Data excerpts:
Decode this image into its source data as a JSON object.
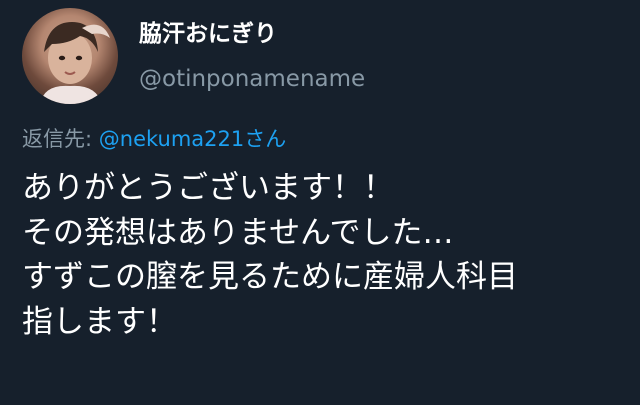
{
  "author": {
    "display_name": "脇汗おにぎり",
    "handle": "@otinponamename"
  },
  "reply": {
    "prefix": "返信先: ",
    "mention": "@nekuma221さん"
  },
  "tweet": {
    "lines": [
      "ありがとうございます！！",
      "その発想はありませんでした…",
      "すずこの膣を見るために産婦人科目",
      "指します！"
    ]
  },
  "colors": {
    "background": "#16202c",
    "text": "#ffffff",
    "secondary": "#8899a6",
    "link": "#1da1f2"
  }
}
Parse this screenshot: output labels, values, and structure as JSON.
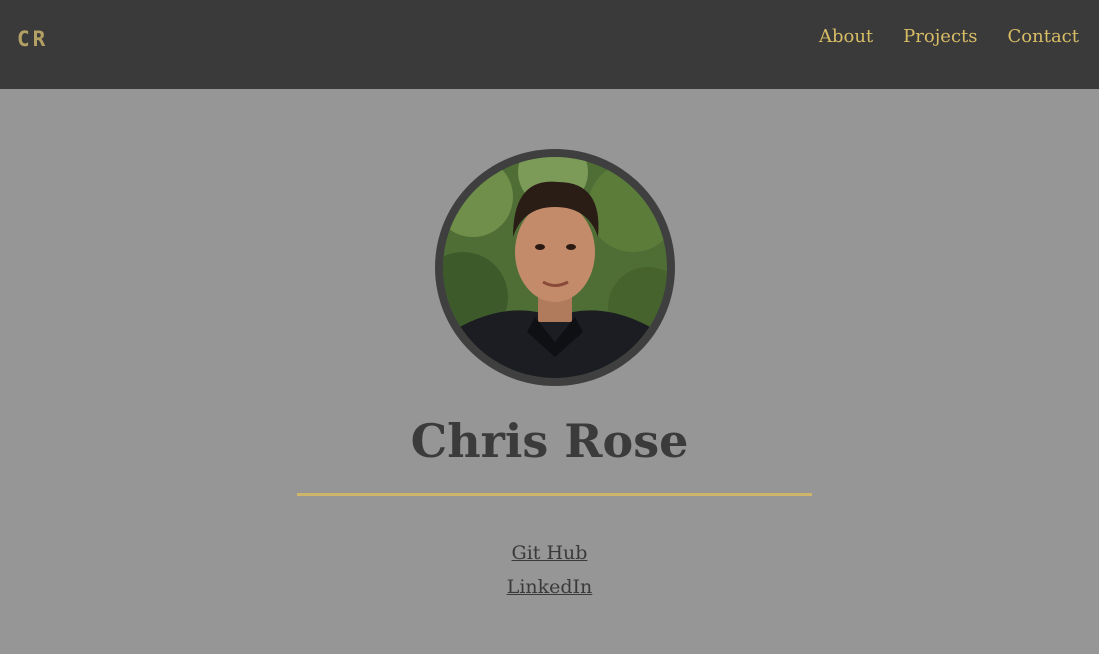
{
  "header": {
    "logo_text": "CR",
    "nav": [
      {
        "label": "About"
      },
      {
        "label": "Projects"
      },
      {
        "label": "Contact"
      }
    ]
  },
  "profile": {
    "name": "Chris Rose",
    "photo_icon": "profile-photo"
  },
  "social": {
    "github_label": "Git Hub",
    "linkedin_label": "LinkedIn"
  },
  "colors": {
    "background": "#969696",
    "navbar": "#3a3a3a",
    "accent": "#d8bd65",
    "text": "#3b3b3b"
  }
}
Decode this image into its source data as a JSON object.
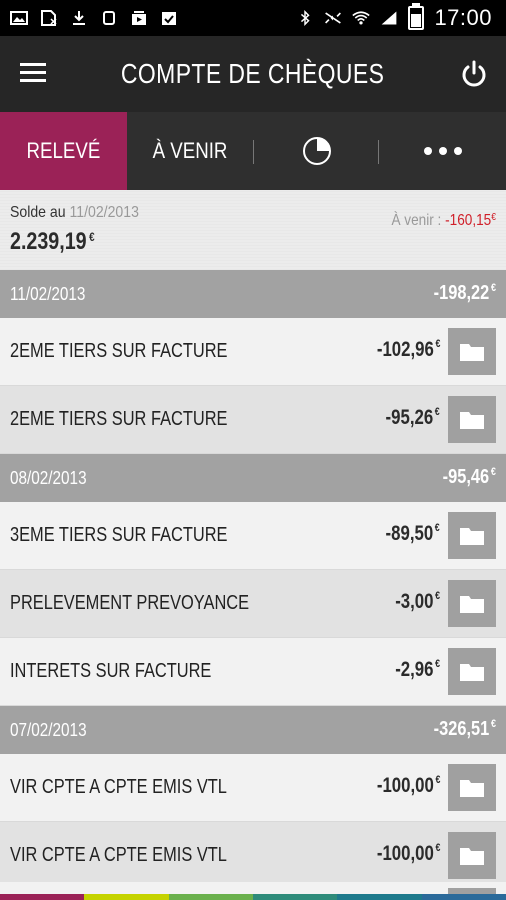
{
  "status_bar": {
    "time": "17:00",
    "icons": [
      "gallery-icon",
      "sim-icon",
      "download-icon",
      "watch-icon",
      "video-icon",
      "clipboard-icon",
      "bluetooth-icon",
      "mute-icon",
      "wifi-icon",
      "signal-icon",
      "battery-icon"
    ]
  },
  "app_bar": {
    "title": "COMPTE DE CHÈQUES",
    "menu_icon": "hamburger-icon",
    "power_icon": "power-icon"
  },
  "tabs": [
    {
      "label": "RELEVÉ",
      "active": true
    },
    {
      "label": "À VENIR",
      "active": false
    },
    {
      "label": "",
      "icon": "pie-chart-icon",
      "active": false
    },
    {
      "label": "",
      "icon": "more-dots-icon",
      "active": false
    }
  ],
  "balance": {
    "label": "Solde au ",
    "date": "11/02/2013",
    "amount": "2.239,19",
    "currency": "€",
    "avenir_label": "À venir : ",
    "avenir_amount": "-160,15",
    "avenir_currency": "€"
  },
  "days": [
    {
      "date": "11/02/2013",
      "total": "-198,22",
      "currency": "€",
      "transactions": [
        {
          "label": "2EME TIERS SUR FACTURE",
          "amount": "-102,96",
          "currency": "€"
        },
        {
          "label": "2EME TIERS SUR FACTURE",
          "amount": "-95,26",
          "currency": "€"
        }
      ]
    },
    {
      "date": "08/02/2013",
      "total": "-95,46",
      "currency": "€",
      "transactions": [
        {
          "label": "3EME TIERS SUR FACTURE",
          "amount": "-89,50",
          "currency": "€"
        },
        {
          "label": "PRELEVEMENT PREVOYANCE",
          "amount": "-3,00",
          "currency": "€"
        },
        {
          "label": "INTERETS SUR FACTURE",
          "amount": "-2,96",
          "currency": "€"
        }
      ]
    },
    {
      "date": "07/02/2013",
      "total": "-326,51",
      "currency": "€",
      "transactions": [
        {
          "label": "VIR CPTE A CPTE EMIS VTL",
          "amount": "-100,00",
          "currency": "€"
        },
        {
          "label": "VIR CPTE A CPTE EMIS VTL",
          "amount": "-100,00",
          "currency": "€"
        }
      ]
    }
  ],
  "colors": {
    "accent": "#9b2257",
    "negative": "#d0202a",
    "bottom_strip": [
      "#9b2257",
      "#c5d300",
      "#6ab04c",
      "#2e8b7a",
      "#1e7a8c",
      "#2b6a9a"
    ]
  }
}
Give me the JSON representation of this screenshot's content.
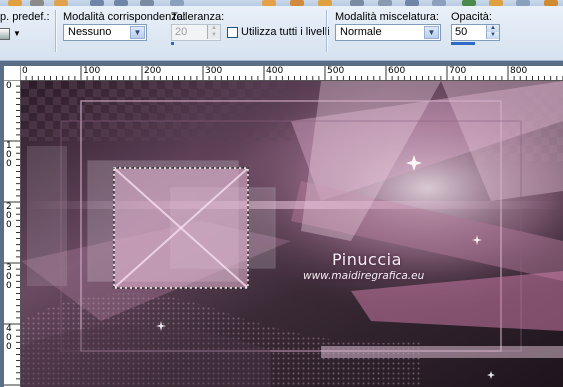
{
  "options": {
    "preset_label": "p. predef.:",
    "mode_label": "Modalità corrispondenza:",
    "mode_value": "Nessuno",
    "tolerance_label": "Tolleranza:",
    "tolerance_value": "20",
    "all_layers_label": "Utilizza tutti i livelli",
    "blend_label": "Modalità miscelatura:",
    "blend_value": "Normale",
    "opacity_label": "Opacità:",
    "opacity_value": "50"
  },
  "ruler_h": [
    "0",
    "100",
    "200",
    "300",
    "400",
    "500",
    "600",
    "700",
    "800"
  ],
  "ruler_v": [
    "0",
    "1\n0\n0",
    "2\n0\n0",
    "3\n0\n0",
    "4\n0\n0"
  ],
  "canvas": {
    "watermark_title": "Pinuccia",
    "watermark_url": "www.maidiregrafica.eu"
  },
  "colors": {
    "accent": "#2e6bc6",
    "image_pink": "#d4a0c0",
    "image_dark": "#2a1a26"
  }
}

- _What you have to do_: All of the records above must be copied exactly, except for the pictures.

- _Correct result_:
Decode this image into its source data as a JSON object.
{
  "author": {
    "display_name": "脇汗おにぎり",
    "handle": "@otinponamename"
  },
  "reply": {
    "prefix": "返信先: ",
    "mention": "@nekuma221さん"
  },
  "tweet": {
    "lines": [
      "ありがとうございます！！",
      "その発想はありませんでした…",
      "すずこの膣を見るために産婦人科目",
      "指します！"
    ]
  },
  "colors": {
    "background": "#16202c",
    "text": "#ffffff",
    "secondary": "#8899a6",
    "link": "#1da1f2"
  }
}
Parse this screenshot: output labels, values, and structure as JSON.
{
  "header": {
    "logo_text": "CR",
    "nav": [
      {
        "label": "About"
      },
      {
        "label": "Projects"
      },
      {
        "label": "Contact"
      }
    ]
  },
  "profile": {
    "name": "Chris Rose",
    "photo_icon": "profile-photo"
  },
  "social": {
    "github_label": "Git Hub",
    "linkedin_label": "LinkedIn"
  },
  "colors": {
    "background": "#969696",
    "navbar": "#3a3a3a",
    "accent": "#d8bd65",
    "text": "#3b3b3b"
  }
}
Decode this image into its source data as a JSON object.
{
  "status_bar": {
    "time": "17:00",
    "icons": [
      "gallery-icon",
      "sim-icon",
      "download-icon",
      "watch-icon",
      "video-icon",
      "clipboard-icon",
      "bluetooth-icon",
      "mute-icon",
      "wifi-icon",
      "signal-icon",
      "battery-icon"
    ]
  },
  "app_bar": {
    "title": "COMPTE DE CHÈQUES",
    "menu_icon": "hamburger-icon",
    "power_icon": "power-icon"
  },
  "tabs": [
    {
      "label": "RELEVÉ",
      "active": true
    },
    {
      "label": "À VENIR",
      "active": false
    },
    {
      "label": "",
      "icon": "pie-chart-icon",
      "active": false
    },
    {
      "label": "",
      "icon": "more-dots-icon",
      "active": false
    }
  ],
  "balance": {
    "label": "Solde au ",
    "date": "11/02/2013",
    "amount": "2.239,19",
    "currency": "€",
    "avenir_label": "À venir : ",
    "avenir_amount": "-160,15",
    "avenir_currency": "€"
  },
  "days": [
    {
      "date": "11/02/2013",
      "total": "-198,22",
      "currency": "€",
      "transactions": [
        {
          "label": "2EME TIERS SUR FACTURE",
          "amount": "-102,96",
          "currency": "€"
        },
        {
          "label": "2EME TIERS SUR FACTURE",
          "amount": "-95,26",
          "currency": "€"
        }
      ]
    },
    {
      "date": "08/02/2013",
      "total": "-95,46",
      "currency": "€",
      "transactions": [
        {
          "label": "3EME TIERS SUR FACTURE",
          "amount": "-89,50",
          "currency": "€"
        },
        {
          "label": "PRELEVEMENT PREVOYANCE",
          "amount": "-3,00",
          "currency": "€"
        },
        {
          "label": "INTERETS SUR FACTURE",
          "amount": "-2,96",
          "currency": "€"
        }
      ]
    },
    {
      "date": "07/02/2013",
      "total": "-326,51",
      "currency": "€",
      "transactions": [
        {
          "label": "VIR CPTE A CPTE EMIS VTL",
          "amount": "-100,00",
          "currency": "€"
        },
        {
          "label": "VIR CPTE A CPTE EMIS VTL",
          "amount": "-100,00",
          "currency": "€"
        }
      ]
    }
  ],
  "colors": {
    "accent": "#9b2257",
    "negative": "#d0202a",
    "bottom_strip": [
      "#9b2257",
      "#c5d300",
      "#6ab04c",
      "#2e8b7a",
      "#1e7a8c",
      "#2b6a9a"
    ]
  }
}
Give me the JSON representation of this screenshot's content.
{
  "options": {
    "preset_label": "p. predef.:",
    "mode_label": "Modalità corrispondenza:",
    "mode_value": "Nessuno",
    "tolerance_label": "Tolleranza:",
    "tolerance_value": "20",
    "all_layers_label": "Utilizza tutti i livelli",
    "blend_label": "Modalità miscelatura:",
    "blend_value": "Normale",
    "opacity_label": "Opacità:",
    "opacity_value": "50"
  },
  "ruler_h": [
    "0",
    "100",
    "200",
    "300",
    "400",
    "500",
    "600",
    "700",
    "800"
  ],
  "ruler_v": [
    "0",
    "1\n0\n0",
    "2\n0\n0",
    "3\n0\n0",
    "4\n0\n0"
  ],
  "canvas": {
    "watermark_title": "Pinuccia",
    "watermark_url": "www.maidiregrafica.eu"
  },
  "colors": {
    "accent": "#2e6bc6",
    "image_pink": "#d4a0c0",
    "image_dark": "#2a1a26"
  }
}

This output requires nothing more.